[EXERCISE DETAILS]
Find the line that contains "Extract the structured" in the entries below. Restate it and every line after it, word for word, with no pictures.

BEGIN RECORD LIST

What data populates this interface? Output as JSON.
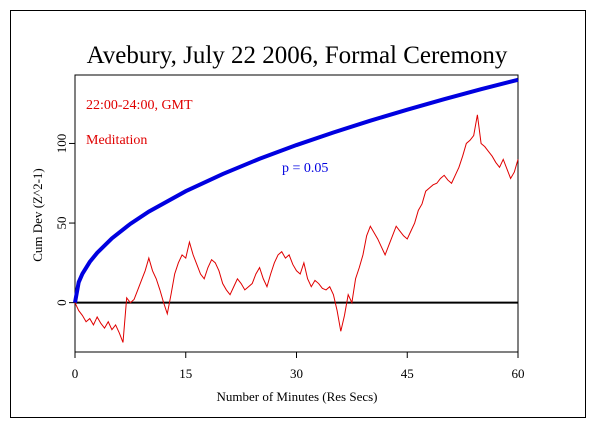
{
  "chart_data": {
    "type": "line",
    "title": "Avebury, July 22 2006, Formal Ceremony",
    "xlabel": "Number of Minutes (Res Secs)",
    "ylabel": "Cum Dev (Z^2-1)",
    "annotations": [
      {
        "text": "22:00-24:00, GMT",
        "color": "#e00000"
      },
      {
        "text": "Meditation",
        "color": "#e00000"
      },
      {
        "text": "p = 0.05",
        "color": "#0000e0"
      }
    ],
    "xlim": [
      0,
      60
    ],
    "ylim": [
      -31,
      143
    ],
    "xticks": [
      0,
      15,
      30,
      45,
      60
    ],
    "yticks": [
      0,
      50,
      100
    ],
    "series": [
      {
        "color": "#0000e0",
        "x": [
          0,
          0.5,
          1,
          2,
          3,
          5,
          7.5,
          10,
          15,
          20,
          25,
          30,
          35,
          40,
          45,
          50,
          55,
          60
        ],
        "values": [
          0,
          12.8,
          18.1,
          25.6,
          31.3,
          40.4,
          49.5,
          57.2,
          70,
          80.8,
          90.4,
          99,
          106.9,
          114.3,
          121.2,
          127.8,
          134.1,
          140
        ]
      },
      {
        "color": "#e00000",
        "x": [
          0,
          0.5,
          1,
          1.5,
          2,
          2.5,
          3,
          3.5,
          4,
          4.5,
          5,
          5.5,
          6,
          6.5,
          7,
          7.5,
          8,
          8.5,
          9,
          9.5,
          10,
          10.5,
          11,
          11.5,
          12,
          12.5,
          13,
          13.5,
          14,
          14.5,
          15,
          15.5,
          16,
          16.5,
          17,
          17.5,
          18,
          18.5,
          19,
          19.5,
          20,
          20.5,
          21,
          21.5,
          22,
          22.5,
          23,
          23.5,
          24,
          24.5,
          25,
          25.5,
          26,
          26.5,
          27,
          27.5,
          28,
          28.5,
          29,
          29.5,
          30,
          30.5,
          31,
          31.5,
          32,
          32.5,
          33,
          33.5,
          34,
          34.5,
          35,
          35.5,
          36,
          36.5,
          37,
          37.5,
          38,
          38.5,
          39,
          39.5,
          40,
          40.5,
          41,
          41.5,
          42,
          42.5,
          43,
          43.5,
          44,
          44.5,
          45,
          45.5,
          46,
          46.5,
          47,
          47.5,
          48,
          48.5,
          49,
          49.5,
          50,
          50.5,
          51,
          51.5,
          52,
          52.5,
          53,
          53.5,
          54,
          54.5,
          55,
          55.5,
          56,
          56.5,
          57,
          57.5,
          58,
          58.5,
          59,
          59.5,
          60
        ],
        "values": [
          0,
          -5,
          -8,
          -12,
          -10,
          -14,
          -9,
          -13,
          -16,
          -12,
          -17,
          -14,
          -19,
          -25,
          3,
          0,
          2,
          8,
          14,
          20,
          28,
          20,
          15,
          8,
          0,
          -7,
          5,
          18,
          25,
          30,
          28,
          38,
          30,
          24,
          18,
          15,
          22,
          27,
          25,
          20,
          12,
          8,
          5,
          10,
          15,
          12,
          8,
          10,
          12,
          18,
          22,
          15,
          10,
          18,
          25,
          30,
          32,
          28,
          30,
          24,
          20,
          18,
          25,
          15,
          10,
          14,
          12,
          9,
          8,
          10,
          5,
          -5,
          -18,
          -8,
          5,
          0,
          15,
          22,
          30,
          42,
          48,
          44,
          40,
          35,
          30,
          36,
          42,
          48,
          45,
          42,
          40,
          45,
          50,
          58,
          62,
          70,
          72,
          74,
          75,
          78,
          80,
          77,
          75,
          80,
          85,
          92,
          100,
          102,
          105,
          118,
          100,
          98,
          95,
          92,
          88,
          85,
          90,
          84,
          78,
          82,
          90
        ]
      }
    ]
  }
}
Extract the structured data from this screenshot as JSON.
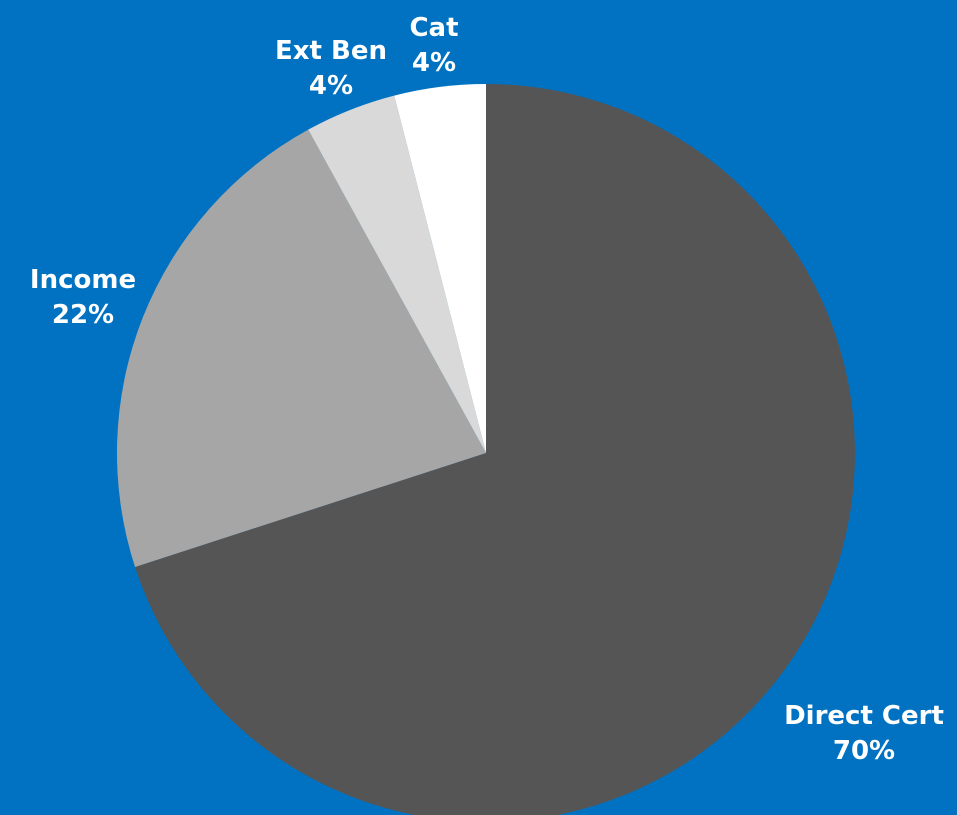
{
  "background_color": "#0072c1",
  "chart_data": {
    "type": "pie",
    "categories": [
      "Direct Cert",
      "Income",
      "Ext Ben",
      "Cat"
    ],
    "values": [
      70,
      22,
      4,
      4
    ],
    "labels": [
      {
        "name": "Direct Cert",
        "pct": "70%"
      },
      {
        "name": "Income",
        "pct": "22%"
      },
      {
        "name": "Ext Ben",
        "pct": "4%"
      },
      {
        "name": "Cat",
        "pct": "4%"
      }
    ],
    "colors": [
      "#555555",
      "#a6a6a6",
      "#d9d9d9",
      "#ffffff"
    ],
    "start": "12 o'clock",
    "direction": "clockwise",
    "legend": "none"
  }
}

END RECORD LIST

[EXERCISE ANSWER]
Extract the structured data from this screenshot as JSON.
{
  "background_color": "#0072c1",
  "chart_data": {
    "type": "pie",
    "categories": [
      "Direct Cert",
      "Income",
      "Ext Ben",
      "Cat"
    ],
    "values": [
      70,
      22,
      4,
      4
    ],
    "labels": [
      {
        "name": "Direct Cert",
        "pct": "70%"
      },
      {
        "name": "Income",
        "pct": "22%"
      },
      {
        "name": "Ext Ben",
        "pct": "4%"
      },
      {
        "name": "Cat",
        "pct": "4%"
      }
    ],
    "colors": [
      "#555555",
      "#a6a6a6",
      "#d9d9d9",
      "#ffffff"
    ],
    "start": "12 o'clock",
    "direction": "clockwise",
    "legend": "none"
  }
}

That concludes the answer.